> **Prompt**: State how many lines include "Total", giving the number by itself.

> **Provided records**:
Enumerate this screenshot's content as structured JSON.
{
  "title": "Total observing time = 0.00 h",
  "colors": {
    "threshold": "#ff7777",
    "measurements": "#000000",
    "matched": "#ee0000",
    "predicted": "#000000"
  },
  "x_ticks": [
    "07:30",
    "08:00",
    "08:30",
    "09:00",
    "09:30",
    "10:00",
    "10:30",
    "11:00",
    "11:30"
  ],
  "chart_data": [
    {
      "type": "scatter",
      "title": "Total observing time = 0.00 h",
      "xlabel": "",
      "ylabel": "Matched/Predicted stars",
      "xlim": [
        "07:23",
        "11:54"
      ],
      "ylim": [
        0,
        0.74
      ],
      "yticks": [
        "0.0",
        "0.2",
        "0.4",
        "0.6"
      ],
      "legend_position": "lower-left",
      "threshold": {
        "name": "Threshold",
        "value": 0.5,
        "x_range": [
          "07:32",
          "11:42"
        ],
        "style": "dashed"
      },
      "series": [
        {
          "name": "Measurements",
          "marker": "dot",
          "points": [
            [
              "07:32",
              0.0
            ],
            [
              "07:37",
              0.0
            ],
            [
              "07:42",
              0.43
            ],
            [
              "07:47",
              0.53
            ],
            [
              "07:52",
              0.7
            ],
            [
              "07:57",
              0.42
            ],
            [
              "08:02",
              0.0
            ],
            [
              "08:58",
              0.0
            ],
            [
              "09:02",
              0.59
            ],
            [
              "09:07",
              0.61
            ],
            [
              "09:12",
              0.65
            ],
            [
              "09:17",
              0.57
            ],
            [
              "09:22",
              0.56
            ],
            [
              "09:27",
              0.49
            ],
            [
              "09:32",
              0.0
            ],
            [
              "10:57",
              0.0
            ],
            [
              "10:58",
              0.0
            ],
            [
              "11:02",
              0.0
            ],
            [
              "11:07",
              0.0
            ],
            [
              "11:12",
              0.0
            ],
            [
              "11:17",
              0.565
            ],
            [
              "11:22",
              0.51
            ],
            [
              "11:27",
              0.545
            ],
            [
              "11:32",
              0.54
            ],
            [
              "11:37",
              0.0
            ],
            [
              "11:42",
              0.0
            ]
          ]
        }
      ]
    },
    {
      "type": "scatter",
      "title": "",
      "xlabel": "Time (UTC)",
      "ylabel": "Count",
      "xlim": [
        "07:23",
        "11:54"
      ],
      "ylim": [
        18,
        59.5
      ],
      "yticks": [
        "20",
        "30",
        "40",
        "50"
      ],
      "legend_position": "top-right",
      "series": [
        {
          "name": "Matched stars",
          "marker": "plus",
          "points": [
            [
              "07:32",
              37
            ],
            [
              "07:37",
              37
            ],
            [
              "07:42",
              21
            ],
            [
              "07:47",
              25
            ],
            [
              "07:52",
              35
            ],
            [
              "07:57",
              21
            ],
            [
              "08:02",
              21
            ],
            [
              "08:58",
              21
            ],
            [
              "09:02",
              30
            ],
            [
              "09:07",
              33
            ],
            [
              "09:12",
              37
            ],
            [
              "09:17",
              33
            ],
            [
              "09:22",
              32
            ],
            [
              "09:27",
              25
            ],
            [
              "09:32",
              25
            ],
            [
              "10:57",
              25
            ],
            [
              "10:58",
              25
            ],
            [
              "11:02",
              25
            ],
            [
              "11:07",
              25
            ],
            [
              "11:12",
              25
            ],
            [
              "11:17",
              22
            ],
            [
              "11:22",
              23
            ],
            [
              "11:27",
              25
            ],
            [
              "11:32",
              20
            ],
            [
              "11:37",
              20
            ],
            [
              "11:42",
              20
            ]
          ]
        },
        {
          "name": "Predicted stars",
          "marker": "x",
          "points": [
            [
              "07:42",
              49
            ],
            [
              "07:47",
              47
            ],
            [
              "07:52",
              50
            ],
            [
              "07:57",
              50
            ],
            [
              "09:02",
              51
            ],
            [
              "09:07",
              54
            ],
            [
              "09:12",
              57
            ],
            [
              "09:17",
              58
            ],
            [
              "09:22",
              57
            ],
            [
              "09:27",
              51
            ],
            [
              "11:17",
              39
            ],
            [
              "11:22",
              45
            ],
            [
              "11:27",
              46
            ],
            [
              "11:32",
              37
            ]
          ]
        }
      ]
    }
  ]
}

> **Answer for this exercise**: 2